### Fragmento seleccionado
El parvulario sirve y
servía en mis tiempos entre otras cosas para despertar el desarrollo emocional
y educativo de los niños, aunque aquél parvulario al que asistimos los varones
de mi generación era tan peculiar y dista tanto de los de ahora, que he querido
recordar aquella mi primera escuela donde aprendí mis primeras letras y conviví
con los primeros compañeros de clase, y cómo no, donde llegué a conocer a mi
primer maestro.
Con mi pizarra, el
pizarrín, la cartilla y como vestimenta un mandilón, acompañado de mi madre
llegué todo ilusionado aquél primer día hasta el final de la calle Las Cruces,
a la Rinconá, a la casa de Pedro
Balbín, donde éste ejercía la docencia. La casa, empedrada sus bajos, estaba repleta de niños
de mi edad y otros más mayores. Nada más entrar, en el recibidor, los bancos y
sillas pequeñas alineadas a la pared inundaban la estancia repleta de niños
gritando unos con otros. A la izquierda, la sala a la que en nuestro pueblo
damos el nombre de despacho, igualmente estaba llena de niños vociferando entre
ellos. Más adentro, en el comedor, en el habitáculo más espacioso, allí estaba Pedro
Balbín sentado en un sillón de mimbre en cuyo respaldo descansaba una zalea de
borrego. Estaba protegido por un semicírculo desnudo de chiquillería que
parecía entronizarle además de servir para facilitar el acercamiento cuando
tocaba aproximarse a “tomar la lección”.
Aquella ilusión de mi
primer día de escuela se desvaneció en el momento en el que me despedí de mi
madre, tomé asiento y vi como Pedro impartía la enseñanza. La eme con la a, ma. La eme con la u, mi. ¿Qué has dicho, que la eme con la u es mí? ¡Cañete,
que eres un cañete! Y volvía de
nuevo la cantinela repetidas veces con el chiquillo llorando, vociferándole
aquello tan repetitivo en él de, “cañete”.
######
### Entradas extraídas
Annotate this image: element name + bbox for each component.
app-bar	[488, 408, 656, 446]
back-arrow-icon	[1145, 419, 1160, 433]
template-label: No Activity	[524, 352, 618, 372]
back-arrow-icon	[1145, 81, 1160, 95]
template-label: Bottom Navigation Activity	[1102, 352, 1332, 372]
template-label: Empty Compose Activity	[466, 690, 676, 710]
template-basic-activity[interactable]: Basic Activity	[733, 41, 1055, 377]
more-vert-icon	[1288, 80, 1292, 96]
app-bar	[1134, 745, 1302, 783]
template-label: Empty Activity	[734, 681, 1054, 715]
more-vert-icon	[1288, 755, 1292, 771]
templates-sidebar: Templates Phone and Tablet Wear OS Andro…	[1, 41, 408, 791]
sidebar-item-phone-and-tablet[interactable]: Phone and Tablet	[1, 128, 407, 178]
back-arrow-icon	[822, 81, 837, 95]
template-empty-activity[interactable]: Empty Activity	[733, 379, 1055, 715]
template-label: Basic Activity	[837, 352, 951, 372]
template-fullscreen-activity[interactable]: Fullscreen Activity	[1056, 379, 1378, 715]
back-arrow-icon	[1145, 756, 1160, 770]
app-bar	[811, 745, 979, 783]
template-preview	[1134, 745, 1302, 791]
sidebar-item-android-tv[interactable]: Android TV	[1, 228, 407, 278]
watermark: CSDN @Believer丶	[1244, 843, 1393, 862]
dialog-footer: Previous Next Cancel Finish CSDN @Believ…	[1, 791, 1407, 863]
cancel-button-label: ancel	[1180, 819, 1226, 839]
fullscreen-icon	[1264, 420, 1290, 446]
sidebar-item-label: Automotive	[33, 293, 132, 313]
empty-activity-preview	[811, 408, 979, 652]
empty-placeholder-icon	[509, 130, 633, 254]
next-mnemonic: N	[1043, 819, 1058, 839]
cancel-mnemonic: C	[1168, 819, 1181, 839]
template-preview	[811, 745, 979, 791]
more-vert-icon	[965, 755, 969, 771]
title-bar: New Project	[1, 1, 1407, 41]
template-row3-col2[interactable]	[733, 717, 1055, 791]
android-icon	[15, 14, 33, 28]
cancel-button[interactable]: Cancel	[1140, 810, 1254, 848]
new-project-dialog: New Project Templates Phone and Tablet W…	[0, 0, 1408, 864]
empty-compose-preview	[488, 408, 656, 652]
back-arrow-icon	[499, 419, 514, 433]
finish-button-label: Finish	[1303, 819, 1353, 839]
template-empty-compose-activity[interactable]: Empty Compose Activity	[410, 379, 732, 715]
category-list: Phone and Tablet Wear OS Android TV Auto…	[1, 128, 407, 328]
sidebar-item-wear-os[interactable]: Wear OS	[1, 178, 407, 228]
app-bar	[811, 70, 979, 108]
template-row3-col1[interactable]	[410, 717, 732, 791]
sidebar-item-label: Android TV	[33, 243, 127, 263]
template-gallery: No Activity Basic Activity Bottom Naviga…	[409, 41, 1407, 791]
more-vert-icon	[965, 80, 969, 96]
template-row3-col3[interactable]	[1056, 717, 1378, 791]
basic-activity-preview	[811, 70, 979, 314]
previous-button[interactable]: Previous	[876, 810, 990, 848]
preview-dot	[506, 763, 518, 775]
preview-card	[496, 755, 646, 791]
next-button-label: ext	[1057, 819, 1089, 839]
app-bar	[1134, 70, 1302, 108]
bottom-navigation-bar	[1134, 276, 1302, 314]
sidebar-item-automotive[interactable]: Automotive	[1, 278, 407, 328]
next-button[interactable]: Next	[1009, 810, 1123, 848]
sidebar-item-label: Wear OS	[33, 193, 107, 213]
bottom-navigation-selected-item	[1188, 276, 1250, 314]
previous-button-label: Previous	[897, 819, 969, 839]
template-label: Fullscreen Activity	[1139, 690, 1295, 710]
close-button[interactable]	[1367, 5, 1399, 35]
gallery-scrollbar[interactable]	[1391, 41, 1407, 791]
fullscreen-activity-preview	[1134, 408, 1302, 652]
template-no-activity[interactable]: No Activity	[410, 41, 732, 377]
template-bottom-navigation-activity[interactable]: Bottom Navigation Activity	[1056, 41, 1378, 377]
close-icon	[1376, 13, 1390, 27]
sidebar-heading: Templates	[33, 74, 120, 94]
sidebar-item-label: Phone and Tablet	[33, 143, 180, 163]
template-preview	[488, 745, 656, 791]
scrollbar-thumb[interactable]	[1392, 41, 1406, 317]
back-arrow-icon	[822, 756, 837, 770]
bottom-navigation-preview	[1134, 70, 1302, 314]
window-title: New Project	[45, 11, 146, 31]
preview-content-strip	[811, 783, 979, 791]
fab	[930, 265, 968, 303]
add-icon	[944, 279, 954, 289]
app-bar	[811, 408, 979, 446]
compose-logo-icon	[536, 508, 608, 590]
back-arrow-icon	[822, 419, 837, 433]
######
§ **Lista de tareas**:
A – Cita el recuerdo del parvulario desde "El parvulario sirve" hasta "primer maestro.", ambos incluidos.
B – Prosigue el recuerdo del parvulario de Pedro Balbín a partir de su última frase.

§ **En respuesta**:
A –
El parvulario sirve y
servía en mis tiempos entre otras cosas para despertar el desarrollo emocional
y educativo de los niños, aunque aquél parvulario al que asistimos los varones
de mi generación era tan peculiar y dista tanto de los de ahora, que he querido
recordar aquella mi primera escuela donde aprendí mis primeras letras y conviví
con los primeros compañeros de clase, y cómo no, donde llegué a conocer a mi
primer maestro.

B –
Durante los siguientes
días la zapatilla de mi madre me acompañó hasta la escuela de Pedro, hasta que
poco a poco me fui acostumbrando a la alpargata de mi progenitora, y a los
chasquidos de la palmeta de Pedro cuando alguno no obedecíamos sus órdenes;
palmeta que pensábamos que echándonos sal y vinagre en la mano a la hora de
recibir el azote la tabla se partía. Recuerdo el patio de la casa donde íbamos los castigados, y el pozo
divisorio entre los muros del vecino, y también la cámara donde entre la paja
guardaba las serbas para que madurasen. El ver deambular por la casa a Cándida,
su madre y a Puri, hermana de Pedro, servía a veces para apaciguar los
encendidos ánimos del maestro, como también la copla de “Doce cascabeles lleva
mi caballo” de Luis Mariano, y “El rey de la Carretera” de Juanito Valderrama, tranquilizaban
asimismo su enojo cuando sonaban en el radio que descansaba en una repisa en
uno de los muros del comedor, aunque su mejor bálsamo era el vino que a gollete
bebía a escondidas mientras que nosotros en nuestra pequeña pizarra tratábamos
de dibujar arañando con el pizarrín las letras que nos había puesto de tarea. Cuando
nos salía mal la escritura escupíamos en el negro y alisado mineral y lo
borrábamos frotándolo con un trapo que llevaba el tablero incorporado.
Lo mejor era cuando a
media mañana salíamos en tropel al recreo que consistía en ir corriendo a beber
agua a la Fuente Nueva, donde raro era el día que alguno no caía al pilar
empujado por otro. Volvíamos de nuevo galopando, teniendo a veces que esquivar
antes de entrar en la escuela el carro de Lorenzo que descansaba en la puerta
del parvulario.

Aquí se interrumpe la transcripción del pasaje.